** START OF Working data **
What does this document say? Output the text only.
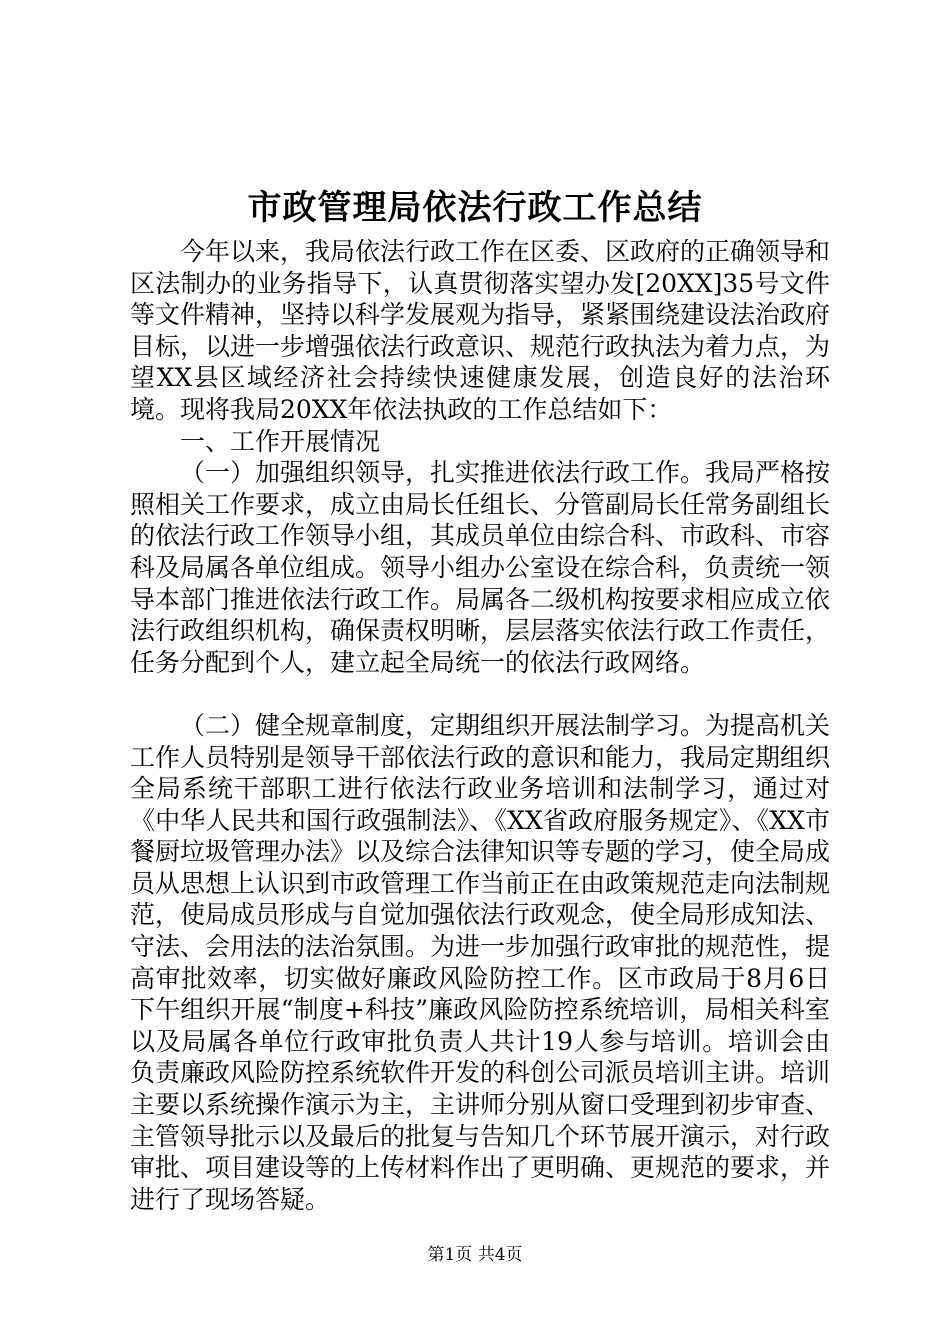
市政管理局依法行政工作总结

今年以来，我局依法行政工作在区委、区政府的正确领导和区法制办的业务指导下，认真贯彻落实望办发[20XX]35号文件等文件精神，坚持以科学发展观为指导，紧紧围绕建设法治政府目标，以进一步增强依法行政意识、规范行政执法为着力点，为望XX县区域经济社会持续快速健康发展，创造良好的法治环境。现将我局20XX年依法执政的工作总结如下：

一、工作开展情况

（一）加强组织领导，扎实推进依法行政工作。我局严格按照相关工作要求，成立由局长任组长、分管副局长任常务副组长的依法行政工作领导小组，其成员单位由综合科、市政科、市容科及局属各单位组成。领导小组办公室设在综合科，负责统一领导本部门推进依法行政工作。局属各二级机构按要求相应成立依法行政组织机构，确保责权明晰，层层落实依法行政工作责任，任务分配到个人，建立起全局统一的依法行政网络。

（二）健全规章制度，定期组织开展法制学习。为提高机关工作人员特别是领导干部依法行政的意识和能力，我局定期组织全局系统干部职工进行依法行政业务培训和法制学习，通过对《中华人民共和国行政强制法》、《XX省政府服务规定》、《XX市餐厨垃圾管理办法》以及综合法律知识等专题的学习，使全局成员从思想上认识到市政管理工作当前正在由政策规范走向法制规范，使局成员形成与自觉加强依法行政观念，使全局形成知法、守法、会用法的法治氛围。为进一步加强行政审批的规范性，提高审批效率，切实做好廉政风险防控工作。区市政局于8月6日下午组织开展“制度+科技”廉政风险防控系统培训，局相关科室以及局属各单位行政审批负责人共计19人参与培训。培训会由负责廉政风险防控系统软件开发的科创公司派员培训主讲。培训主要以系统操作演示为主，主讲师分别从窗口受理到初步审查、主管领导批示以及最后的批复与告知几个环节展开演示，对行政审批、项目建设等的上传材料作出了更明确、更规范的要求，并进行了现场答疑。

第1页 共4页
** END OF Working data **
Reproduce the data word for word, excluding its pictures.

What does this document say? Output the text only.
市政管理局依法行政工作总结

今年以来，我局依法行政工作在区委、区政府的正确领导和区法制办的业务指导下，认真贯彻落实望办发[20XX]35号文件等文件精神，坚持以科学发展观为指导，紧紧围绕建设法治政府目标，以进一步增强依法行政意识、规范行政执法为着力点，为望XX县区域经济社会持续快速健康发展，创造良好的法治环境。现将我局20XX年依法执政的工作总结如下：

一、工作开展情况

（一）加强组织领导，扎实推进依法行政工作。我局严格按照相关工作要求，成立由局长任组长、分管副局长任常务副组长的依法行政工作领导小组，其成员单位由综合科、市政科、市容科及局属各单位组成。领导小组办公室设在综合科，负责统一领导本部门推进依法行政工作。局属各二级机构按要求相应成立依法行政组织机构，确保责权明晰，层层落实依法行政工作责任，任务分配到个人，建立起全局统一的依法行政网络。

（二）健全规章制度，定期组织开展法制学习。为提高机关工作人员特别是领导干部依法行政的意识和能力，我局定期组织全局系统干部职工进行依法行政业务培训和法制学习，通过对《中华人民共和国行政强制法》、《XX省政府服务规定》、《XX市餐厨垃圾管理办法》以及综合法律知识等专题的学习，使全局成员从思想上认识到市政管理工作当前正在由政策规范走向法制规范，使局成员形成与自觉加强依法行政观念，使全局形成知法、守法、会用法的法治氛围。为进一步加强行政审批的规范性，提高审批效率，切实做好廉政风险防控工作。区市政局于8月6日下午组织开展“制度+科技”廉政风险防控系统培训，局相关科室以及局属各单位行政审批负责人共计19人参与培训。培训会由负责廉政风险防控系统软件开发的科创公司派员培训主讲。培训主要以系统操作演示为主，主讲师分别从窗口受理到初步审查、主管领导批示以及最后的批复与告知几个环节展开演示，对行政审批、项目建设等的上传材料作出了更明确、更规范的要求，并进行了现场答疑。

第1页 共4页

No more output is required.